**Extrait du texte**

--

Prêt surprise, box, et autres formats de prêt originaux

Le prêt surprise, le prêt mystère ou le prêt à l’aveugle (il n’y a pas à ma connaissance d’appellation officielle pour cette pratique), consiste à réunir un ou plusieurs documents destinés au prêt dans une enveloppe ou un sac opaque. Les documents sont généralement connectés par une thématique commune inscrite sur le sac. On peut également indiquer un genre, un public cible, la première phrase dans le cas d’un roman, ou tout autre indice susceptible d’éveiller la curiosité de l’usager.

Un exemple de bibliothèque ayant choisi de présenter ses prêts surprise sous forme de paquets cadeau (source : compte Twitter de la Bibliothèque de l’Université de Genève site Uni CMU). C’est une bonne idée mais attention, car certaines personnes pourraient croire qu’il s’agit vraiment d’un cadeau, sans obligation de rendre les documents ! C’est la mésaventure qui nous est arrivé avec un usager lorsque je travaillais à Bayeux !

Cette forme de médiation originale et ludique est souvent mise en place avant les vacances scolaires. Elle laisse une grande marge de liberté aux bibliothécaires pour la mise en scène, la sélection des documents, ou le choix des indices fournis.

Le prêt surprise rappelle d’autres dispositifs dont sont particulièrement friands nos collègues anglo-saxons. Le recours au hasard évoque ainsi les « book jars » (des carafes remplies de papiers à piocher correspondant chacun à une suggestion de lecture, avec en guise d’indice un code couleur correspondant au genre du livre).

« Quelle sera ma prochaine lecture ? » Un exemple de book jar (source : Booktrust/Emma Suffield)

Le conditionnement sous forme de sac ou de paquet fait quant à lui penser aux « binge box » (des mallettes réunissant des DVD à regarder à la chaîne le temps d’un week-end).

Des Binge box : films Pixar, voyages en dans le temps, etc. (source : page Facebook de la bibliothèque publique de Plano au Texas)

La particularité du prêt surprise, comme son nom l’indique, est que le lecteur ignore totalement ce qu’il va emprunter : il ne le découvrira qu’une fois la transaction effectuée. Pour ce faire, il y a quelques problèmes techniques élémentaires à résoudre. Il faut aussi un minimum de matériel et d’organisation, mais rien de bien sorcier.

Parmi les bibliothèques les plus créatives, il faut mentionner le réseau de Pau et sa Bouqu’in BOX. Il s’agit bien de prêt surprise, mais sous une forme un peu différente puisqu’il faut s’inscrire au préalable et remplir un formulaire pour préciser ses goûts. La box dispose d’un packaging spécifique et quelques goodies accompagnent la sélection documentaire. Sur le site Actualitté, un commentaire sur l’article consacré à la Bouqu’in BOX nous apprend que la mediathèque de Sarreguemines propose elle aussi depuis 2016 un service comparable, la bookbox, qui rencontre apparemment un « succès fulgurant. »

Présentation de la Bouqu’in BOX (source : ville de Pau)

 

Toujours dans le registre de la créativité, la BMI d’Epinal mérite une mention spéciale pour ses vidéos promotionnelles au ton quelque peu décalé annonçant les « sacs mystère ». Vous pouvez en visionner un échantillon sur youtube.

--

**Le problème**
Modifie le passage du texte sur le prêt surprise qui s'ouvre sur les mots contenant « Un exemple de bibliothèque » et se ferme sur « des indices fournis. » : remplace « ludique » par « amusante », puis donne le passage entier.

**Lignes de données**
--

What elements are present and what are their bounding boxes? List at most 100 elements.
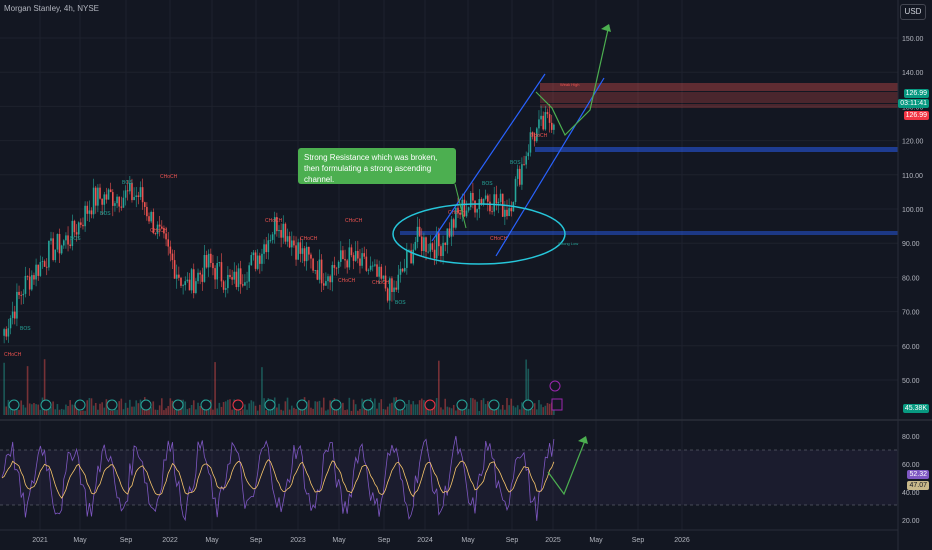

--

**Résultat ci-dessous**
Un exemple de bibliothèque ayant choisi de présenter ses prêts surprise sous forme de paquets cadeau (source : compte Twitter de la Bibliothèque de l’Université de Genève site Uni CMU). C’est une bonne idée mais attention, car certaines personnes pourraient croire qu’il s’agit vraiment d’un cadeau, sans obligation de rendre les documents ! C’est la mésaventure qui nous est arrivé avec un usager lorsque je travaillais à Bayeux !

Cette forme de médiation originale et amusante est souvent mise en place avant les vacances scolaires. Elle laisse une grande marge de liberté aux bibliothécaires pour la mise en scène, la sélection des documents, ou le choix des indices fournis.